[Records]
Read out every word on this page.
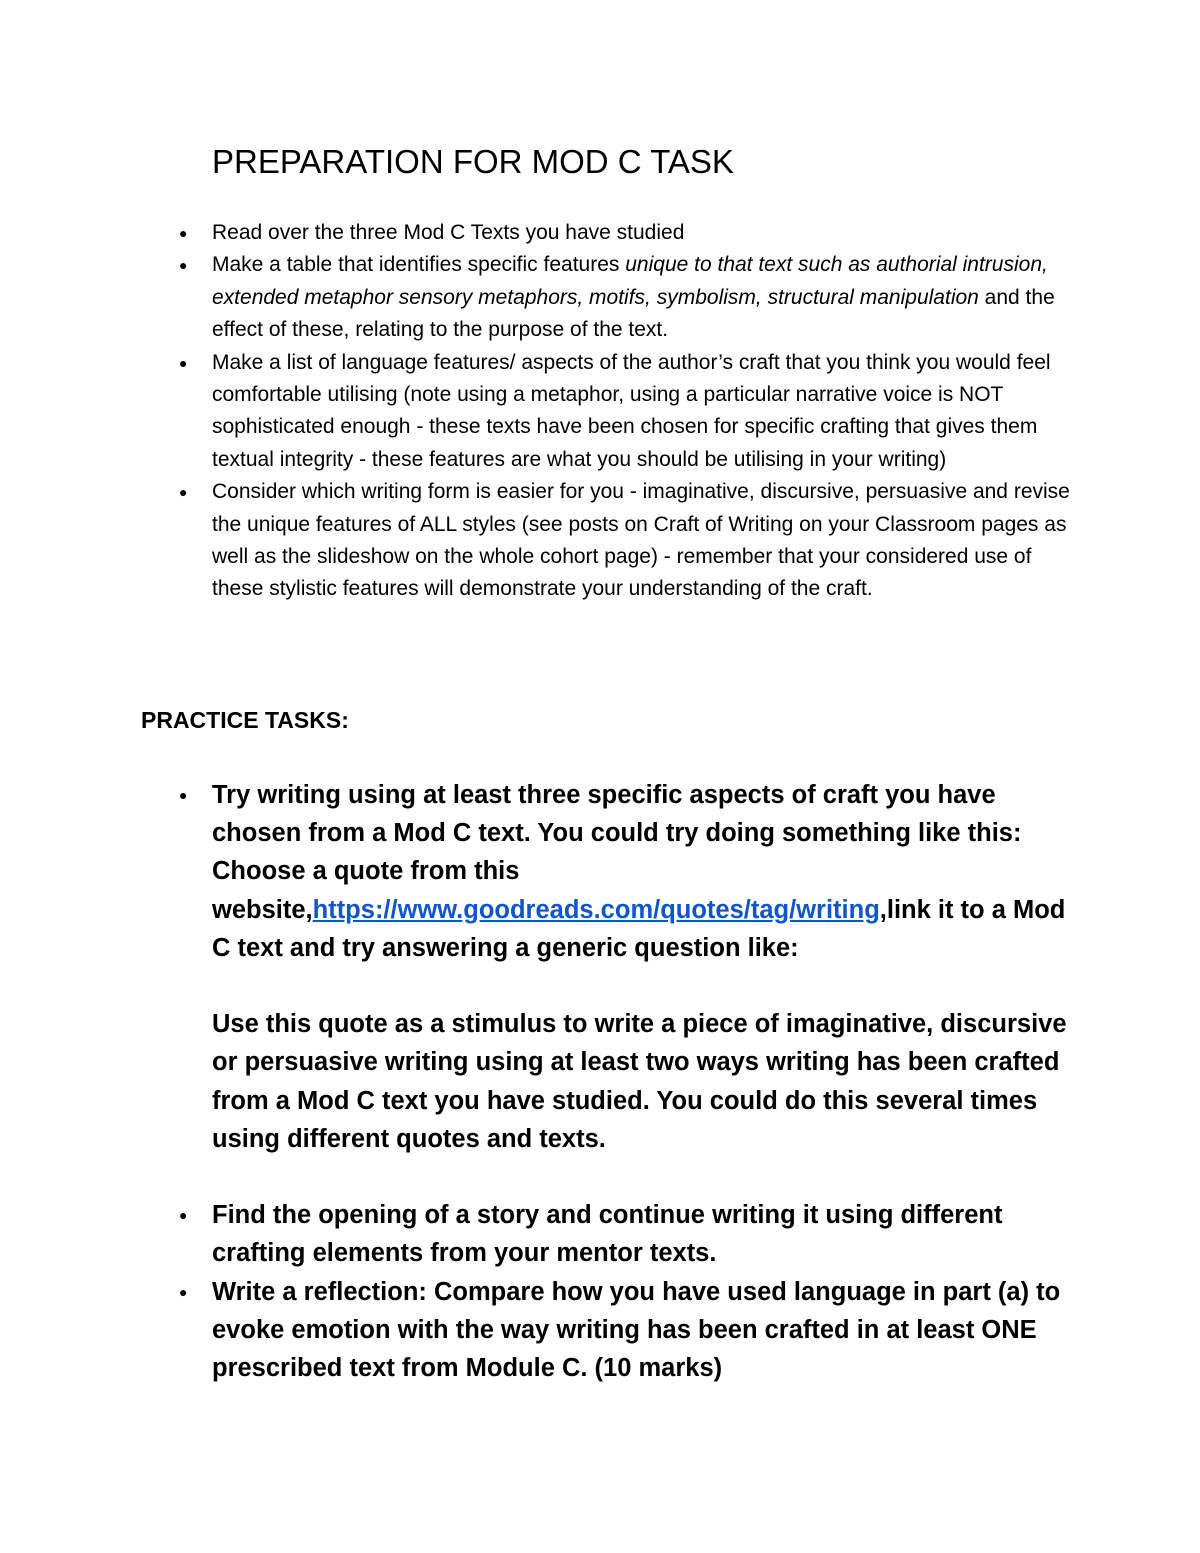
PREPARATION FOR MOD C TASK
● Read over the three Mod C Texts you have studied
● Make a table that identifies specific features unique to that text such as authorial intrusion, extended metaphor sensory metaphors, motifs, symbolism, structural manipulation and the effect of these, relating to the purpose of the text.
● Make a list of language features/ aspects of the author’s craft that you think you would feel comfortable utilising (note using a metaphor, using a particular narrative voice is NOT sophisticated enough - these texts have been chosen for specific crafting that gives them textual integrity - these features are what you should be utilising in your writing)
● Consider which writing form is easier for you - imaginative, discursive, persuasive and revise the unique features of ALL styles (see posts on Craft of Writing on your Classroom pages as well as the slideshow on the whole cohort page) - remember that your considered use of these stylistic features will demonstrate your understanding of the craft.
PRACTICE TASKS:
● Try writing using at least three specific aspects of craft you have chosen from a Mod C text. You could try doing something like this: Choose a quote from this website,https://www.goodreads.com/quotes/tag/writing,link it to a Mod C text and try answering a generic question like:
Use this quote as a stimulus to write a piece of imaginative, discursive or persuasive writing using at least two ways writing has been crafted from a Mod C text you have studied. You could do this several times using different quotes and texts.
● Find the opening of a story and continue writing it using different crafting elements from your mentor texts.
● Write a reflection: Compare how you have used language in part (a) to evoke emotion with the way writing has been crafted in at least ONE prescribed text from Module C. (10 marks)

What you should do: With the pictures left out, transcribe the material exactly.

Answer to the exercise:
Read out every word on this page.
PREPARATION FOR MOD C TASK
● Read over the three Mod C Texts you have studied
● Make a table that identifies specific features unique to that text such as authorial intrusion, extended metaphor sensory metaphors, motifs, symbolism, structural manipulation and the effect of these, relating to the purpose of the text.
● Make a list of language features/ aspects of the author’s craft that you think you would feel comfortable utilising (note using a metaphor, using a particular narrative voice is NOT sophisticated enough - these texts have been chosen for specific crafting that gives them textual integrity - these features are what you should be utilising in your writing)
● Consider which writing form is easier for you - imaginative, discursive, persuasive and revise the unique features of ALL styles (see posts on Craft of Writing on your Classroom pages as well as the slideshow on the whole cohort page) - remember that your considered use of these stylistic features will demonstrate your understanding of the craft.
PRACTICE TASKS:
● Try writing using at least three specific aspects of craft you have chosen from a Mod C text. You could try doing something like this: Choose a quote from this website,https://www.goodreads.com/quotes/tag/writing,link it to a Mod C text and try answering a generic question like:
Use this quote as a stimulus to write a piece of imaginative, discursive or persuasive writing using at least two ways writing has been crafted from a Mod C text you have studied. You could do this several times using different quotes and texts.
● Find the opening of a story and continue writing it using different crafting elements from your mentor texts.
● Write a reflection: Compare how you have used language in part (a) to evoke emotion with the way writing has been crafted in at least ONE prescribed text from Module C. (10 marks)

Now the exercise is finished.